**Directive**
No images are to be carried over; print all other material exactly as it stands.

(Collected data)

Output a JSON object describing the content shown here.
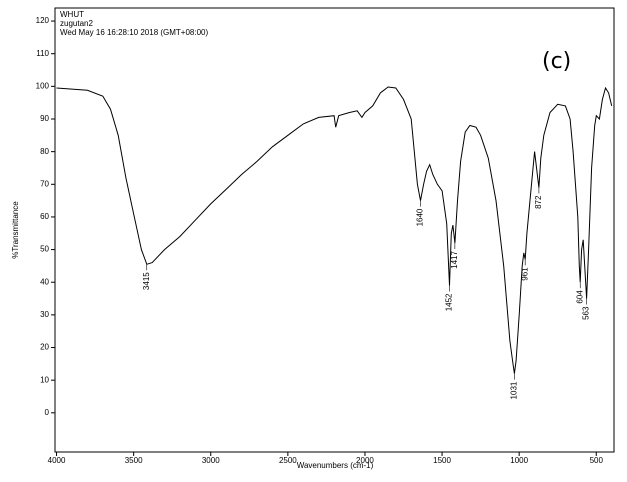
{
  "chart_data": {
    "type": "line",
    "header": [
      "WHUT",
      "zugutan2",
      "Wed May 16 16:28:10 2018 (GMT+08:00)"
    ],
    "panel_label": "(c)",
    "x_label": "Wavenumbers (cm-1)",
    "y_label": "%Transmittance",
    "xlim": [
      4010,
      385
    ],
    "ylim": [
      -12,
      124
    ],
    "xticks": [
      4000,
      3500,
      3000,
      2500,
      2000,
      1500,
      1000,
      500
    ],
    "yticks": [
      0,
      10,
      20,
      30,
      40,
      50,
      60,
      70,
      80,
      90,
      100,
      110,
      120
    ],
    "peak_labels": [
      3415,
      1640,
      1452,
      1417,
      1031,
      961,
      872,
      604,
      563
    ],
    "series": [
      {
        "name": "spectrum",
        "color": "#000000",
        "x": [
          4000,
          3800,
          3700,
          3650,
          3600,
          3550,
          3500,
          3450,
          3415,
          3380,
          3300,
          3200,
          3100,
          3000,
          2900,
          2800,
          2700,
          2600,
          2500,
          2400,
          2300,
          2200,
          2190,
          2170,
          2100,
          2050,
          2020,
          2000,
          1950,
          1900,
          1850,
          1800,
          1750,
          1700,
          1680,
          1660,
          1640,
          1620,
          1600,
          1580,
          1560,
          1530,
          1500,
          1470,
          1452,
          1440,
          1430,
          1417,
          1400,
          1380,
          1350,
          1320,
          1280,
          1250,
          1200,
          1150,
          1100,
          1060,
          1040,
          1031,
          1020,
          1000,
          980,
          970,
          961,
          950,
          920,
          900,
          880,
          872,
          860,
          840,
          800,
          750,
          700,
          670,
          650,
          620,
          610,
          604,
          595,
          585,
          575,
          563,
          550,
          530,
          510,
          500,
          480,
          460,
          440,
          420,
          400
        ],
        "values": [
          99.5,
          98.8,
          97,
          93,
          85,
          72,
          61,
          50,
          45.5,
          46,
          50,
          54,
          59,
          64,
          68.5,
          73,
          77,
          81.5,
          85,
          88.5,
          90.5,
          91,
          87.5,
          91,
          92,
          92.5,
          90.5,
          92,
          94,
          98,
          99.8,
          99.5,
          96,
          90,
          80,
          70,
          65,
          70,
          74,
          76,
          73,
          70,
          68,
          58,
          39,
          55,
          57.5,
          52,
          65,
          77,
          86,
          88,
          87.5,
          85,
          78,
          65,
          45,
          22,
          15,
          12,
          16,
          30,
          45,
          49,
          47,
          55,
          70,
          80,
          72,
          69,
          78,
          85,
          92,
          94.5,
          94,
          90,
          80,
          60,
          45,
          40,
          50,
          53,
          45,
          35,
          50,
          75,
          88,
          91,
          90,
          96,
          99.5,
          98,
          94
        ]
      }
    ]
  }
}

**Response to this task**
Output a JSON object describing the content shown here.
{
  "chart_data": {
    "type": "line",
    "header": [
      "WHUT",
      "zugutan2",
      "Wed May 16 16:28:10 2018 (GMT+08:00)"
    ],
    "panel_label": "(c)",
    "x_label": "Wavenumbers (cm-1)",
    "y_label": "%Transmittance",
    "xlim": [
      4010,
      385
    ],
    "ylim": [
      -12,
      124
    ],
    "xticks": [
      4000,
      3500,
      3000,
      2500,
      2000,
      1500,
      1000,
      500
    ],
    "yticks": [
      0,
      10,
      20,
      30,
      40,
      50,
      60,
      70,
      80,
      90,
      100,
      110,
      120
    ],
    "peak_labels": [
      3415,
      1640,
      1452,
      1417,
      1031,
      961,
      872,
      604,
      563
    ],
    "series": [
      {
        "name": "spectrum",
        "color": "#000000",
        "x": [
          4000,
          3800,
          3700,
          3650,
          3600,
          3550,
          3500,
          3450,
          3415,
          3380,
          3300,
          3200,
          3100,
          3000,
          2900,
          2800,
          2700,
          2600,
          2500,
          2400,
          2300,
          2200,
          2190,
          2170,
          2100,
          2050,
          2020,
          2000,
          1950,
          1900,
          1850,
          1800,
          1750,
          1700,
          1680,
          1660,
          1640,
          1620,
          1600,
          1580,
          1560,
          1530,
          1500,
          1470,
          1452,
          1440,
          1430,
          1417,
          1400,
          1380,
          1350,
          1320,
          1280,
          1250,
          1200,
          1150,
          1100,
          1060,
          1040,
          1031,
          1020,
          1000,
          980,
          970,
          961,
          950,
          920,
          900,
          880,
          872,
          860,
          840,
          800,
          750,
          700,
          670,
          650,
          620,
          610,
          604,
          595,
          585,
          575,
          563,
          550,
          530,
          510,
          500,
          480,
          460,
          440,
          420,
          400
        ],
        "values": [
          99.5,
          98.8,
          97,
          93,
          85,
          72,
          61,
          50,
          45.5,
          46,
          50,
          54,
          59,
          64,
          68.5,
          73,
          77,
          81.5,
          85,
          88.5,
          90.5,
          91,
          87.5,
          91,
          92,
          92.5,
          90.5,
          92,
          94,
          98,
          99.8,
          99.5,
          96,
          90,
          80,
          70,
          65,
          70,
          74,
          76,
          73,
          70,
          68,
          58,
          39,
          55,
          57.5,
          52,
          65,
          77,
          86,
          88,
          87.5,
          85,
          78,
          65,
          45,
          22,
          15,
          12,
          16,
          30,
          45,
          49,
          47,
          55,
          70,
          80,
          72,
          69,
          78,
          85,
          92,
          94.5,
          94,
          90,
          80,
          60,
          45,
          40,
          50,
          53,
          45,
          35,
          50,
          75,
          88,
          91,
          90,
          96,
          99.5,
          98,
          94
        ]
      }
    ]
  }
}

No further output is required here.